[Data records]
----

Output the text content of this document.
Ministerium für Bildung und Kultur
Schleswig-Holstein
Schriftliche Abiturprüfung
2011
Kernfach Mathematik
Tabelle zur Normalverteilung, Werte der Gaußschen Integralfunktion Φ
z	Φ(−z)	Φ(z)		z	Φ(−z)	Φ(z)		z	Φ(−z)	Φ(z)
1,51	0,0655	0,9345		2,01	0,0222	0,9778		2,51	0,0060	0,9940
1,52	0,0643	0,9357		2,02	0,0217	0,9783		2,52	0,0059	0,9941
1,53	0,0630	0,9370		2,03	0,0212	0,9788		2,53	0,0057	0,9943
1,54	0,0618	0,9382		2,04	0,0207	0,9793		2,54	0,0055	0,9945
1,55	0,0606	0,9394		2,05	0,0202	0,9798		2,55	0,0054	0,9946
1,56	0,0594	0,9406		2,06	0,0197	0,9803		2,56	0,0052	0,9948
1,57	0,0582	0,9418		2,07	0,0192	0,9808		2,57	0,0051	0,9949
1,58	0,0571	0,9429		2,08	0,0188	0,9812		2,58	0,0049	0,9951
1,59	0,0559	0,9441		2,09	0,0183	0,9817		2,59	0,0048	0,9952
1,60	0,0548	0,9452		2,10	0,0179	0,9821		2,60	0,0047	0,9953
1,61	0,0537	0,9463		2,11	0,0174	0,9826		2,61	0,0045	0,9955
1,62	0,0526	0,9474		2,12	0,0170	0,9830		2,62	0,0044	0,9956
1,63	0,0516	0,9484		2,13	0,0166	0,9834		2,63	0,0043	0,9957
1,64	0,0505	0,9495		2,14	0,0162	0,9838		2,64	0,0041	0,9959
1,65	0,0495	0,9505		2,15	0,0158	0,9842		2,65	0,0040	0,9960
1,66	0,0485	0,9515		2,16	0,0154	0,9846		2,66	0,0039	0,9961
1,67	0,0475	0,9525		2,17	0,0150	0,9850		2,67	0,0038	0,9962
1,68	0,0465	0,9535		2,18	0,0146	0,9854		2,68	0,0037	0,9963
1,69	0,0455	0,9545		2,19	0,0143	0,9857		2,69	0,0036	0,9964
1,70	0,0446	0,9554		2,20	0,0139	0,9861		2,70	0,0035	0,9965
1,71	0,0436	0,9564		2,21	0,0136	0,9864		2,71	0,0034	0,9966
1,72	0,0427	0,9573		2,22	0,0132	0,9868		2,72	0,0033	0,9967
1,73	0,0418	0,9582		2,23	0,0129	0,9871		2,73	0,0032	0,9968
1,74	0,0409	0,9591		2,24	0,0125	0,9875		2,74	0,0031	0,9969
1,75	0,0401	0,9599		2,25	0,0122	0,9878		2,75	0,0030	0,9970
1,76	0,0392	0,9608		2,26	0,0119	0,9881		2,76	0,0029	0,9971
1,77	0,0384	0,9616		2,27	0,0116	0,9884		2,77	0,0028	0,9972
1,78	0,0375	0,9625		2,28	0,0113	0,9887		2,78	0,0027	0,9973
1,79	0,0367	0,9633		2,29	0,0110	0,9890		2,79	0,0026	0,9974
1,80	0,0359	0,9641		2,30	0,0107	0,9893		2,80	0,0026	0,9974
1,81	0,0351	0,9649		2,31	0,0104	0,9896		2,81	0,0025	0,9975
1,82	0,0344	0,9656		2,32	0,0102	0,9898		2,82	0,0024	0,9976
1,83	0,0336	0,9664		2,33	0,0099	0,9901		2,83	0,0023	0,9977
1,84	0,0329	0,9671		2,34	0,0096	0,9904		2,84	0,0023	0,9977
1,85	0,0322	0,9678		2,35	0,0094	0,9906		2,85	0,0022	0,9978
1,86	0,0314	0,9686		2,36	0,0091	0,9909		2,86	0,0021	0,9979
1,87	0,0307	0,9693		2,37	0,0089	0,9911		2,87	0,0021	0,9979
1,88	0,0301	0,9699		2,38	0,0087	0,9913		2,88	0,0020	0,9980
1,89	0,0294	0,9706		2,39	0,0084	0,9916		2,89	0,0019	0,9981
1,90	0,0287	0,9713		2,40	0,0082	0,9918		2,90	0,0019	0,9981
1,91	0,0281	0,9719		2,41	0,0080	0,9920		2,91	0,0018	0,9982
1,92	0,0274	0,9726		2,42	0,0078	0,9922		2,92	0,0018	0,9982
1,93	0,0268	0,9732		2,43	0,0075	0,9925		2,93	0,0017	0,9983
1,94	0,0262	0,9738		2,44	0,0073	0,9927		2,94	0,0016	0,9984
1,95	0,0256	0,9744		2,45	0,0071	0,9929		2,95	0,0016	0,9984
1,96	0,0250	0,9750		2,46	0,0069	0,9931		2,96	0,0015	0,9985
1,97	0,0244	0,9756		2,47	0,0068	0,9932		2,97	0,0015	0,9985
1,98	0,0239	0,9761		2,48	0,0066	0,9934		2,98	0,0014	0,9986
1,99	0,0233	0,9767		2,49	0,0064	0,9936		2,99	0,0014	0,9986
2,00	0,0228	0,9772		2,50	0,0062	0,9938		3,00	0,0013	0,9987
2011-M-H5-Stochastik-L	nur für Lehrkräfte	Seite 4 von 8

----

WHAT THIS TASK INVOLVES:
Transcribe the material exactly as it reads.

RESPONSE TO THE EXERCISE:
Output the text content of this document.
Ministerium für Bildung und Kultur
Schleswig-Holstein
Schriftliche Abiturprüfung
2011
Kernfach Mathematik
Tabelle zur Normalverteilung, Werte der Gaußschen Integralfunktion Φ
z	Φ(−z)	Φ(z)		z	Φ(−z)	Φ(z)		z	Φ(−z)	Φ(z)
1,51	0,0655	0,9345		2,01	0,0222	0,9778		2,51	0,0060	0,9940
1,52	0,0643	0,9357		2,02	0,0217	0,9783		2,52	0,0059	0,9941
1,53	0,0630	0,9370		2,03	0,0212	0,9788		2,53	0,0057	0,9943
1,54	0,0618	0,9382		2,04	0,0207	0,9793		2,54	0,0055	0,9945
1,55	0,0606	0,9394		2,05	0,0202	0,9798		2,55	0,0054	0,9946
1,56	0,0594	0,9406		2,06	0,0197	0,9803		2,56	0,0052	0,9948
1,57	0,0582	0,9418		2,07	0,0192	0,9808		2,57	0,0051	0,9949
1,58	0,0571	0,9429		2,08	0,0188	0,9812		2,58	0,0049	0,9951
1,59	0,0559	0,9441		2,09	0,0183	0,9817		2,59	0,0048	0,9952
1,60	0,0548	0,9452		2,10	0,0179	0,9821		2,60	0,0047	0,9953
1,61	0,0537	0,9463		2,11	0,0174	0,9826		2,61	0,0045	0,9955
1,62	0,0526	0,9474		2,12	0,0170	0,9830		2,62	0,0044	0,9956
1,63	0,0516	0,9484		2,13	0,0166	0,9834		2,63	0,0043	0,9957
1,64	0,0505	0,9495		2,14	0,0162	0,9838		2,64	0,0041	0,9959
1,65	0,0495	0,9505		2,15	0,0158	0,9842		2,65	0,0040	0,9960
1,66	0,0485	0,9515		2,16	0,0154	0,9846		2,66	0,0039	0,9961
1,67	0,0475	0,9525		2,17	0,0150	0,9850		2,67	0,0038	0,9962
1,68	0,0465	0,9535		2,18	0,0146	0,9854		2,68	0,0037	0,9963
1,69	0,0455	0,9545		2,19	0,0143	0,9857		2,69	0,0036	0,9964
1,70	0,0446	0,9554		2,20	0,0139	0,9861		2,70	0,0035	0,9965
1,71	0,0436	0,9564		2,21	0,0136	0,9864		2,71	0,0034	0,9966
1,72	0,0427	0,9573		2,22	0,0132	0,9868		2,72	0,0033	0,9967
1,73	0,0418	0,9582		2,23	0,0129	0,9871		2,73	0,0032	0,9968
1,74	0,0409	0,9591		2,24	0,0125	0,9875		2,74	0,0031	0,9969
1,75	0,0401	0,9599		2,25	0,0122	0,9878		2,75	0,0030	0,9970
1,76	0,0392	0,9608		2,26	0,0119	0,9881		2,76	0,0029	0,9971
1,77	0,0384	0,9616		2,27	0,0116	0,9884		2,77	0,0028	0,9972
1,78	0,0375	0,9625		2,28	0,0113	0,9887		2,78	0,0027	0,9973
1,79	0,0367	0,9633		2,29	0,0110	0,9890		2,79	0,0026	0,9974
1,80	0,0359	0,9641		2,30	0,0107	0,9893		2,80	0,0026	0,9974
1,81	0,0351	0,9649		2,31	0,0104	0,9896		2,81	0,0025	0,9975
1,82	0,0344	0,9656		2,32	0,0102	0,9898		2,82	0,0024	0,9976
1,83	0,0336	0,9664		2,33	0,0099	0,9901		2,83	0,0023	0,9977
1,84	0,0329	0,9671		2,34	0,0096	0,9904		2,84	0,0023	0,9977
1,85	0,0322	0,9678		2,35	0,0094	0,9906		2,85	0,0022	0,9978
1,86	0,0314	0,9686		2,36	0,0091	0,9909		2,86	0,0021	0,9979
1,87	0,0307	0,9693		2,37	0,0089	0,9911		2,87	0,0021	0,9979
1,88	0,0301	0,9699		2,38	0,0087	0,9913		2,88	0,0020	0,9980
1,89	0,0294	0,9706		2,39	0,0084	0,9916		2,89	0,0019	0,9981
1,90	0,0287	0,9713		2,40	0,0082	0,9918		2,90	0,0019	0,9981
1,91	0,0281	0,9719		2,41	0,0080	0,9920		2,91	0,0018	0,9982
1,92	0,0274	0,9726		2,42	0,0078	0,9922		2,92	0,0018	0,9982
1,93	0,0268	0,9732		2,43	0,0075	0,9925		2,93	0,0017	0,9983
1,94	0,0262	0,9738		2,44	0,0073	0,9927		2,94	0,0016	0,9984
1,95	0,0256	0,9744		2,45	0,0071	0,9929		2,95	0,0016	0,9984
1,96	0,0250	0,9750		2,46	0,0069	0,9931		2,96	0,0015	0,9985
1,97	0,0244	0,9756		2,47	0,0068	0,9932		2,97	0,0015	0,9985
1,98	0,0239	0,9761		2,48	0,0066	0,9934		2,98	0,0014	0,9986
1,99	0,0233	0,9767		2,49	0,0064	0,9936		2,99	0,0014	0,9986
2,00	0,0228	0,9772		2,50	0,0062	0,9938		3,00	0,0013	0,9987
2011-M-H5-Stochastik-L	nur für Lehrkräfte	Seite 4 von 8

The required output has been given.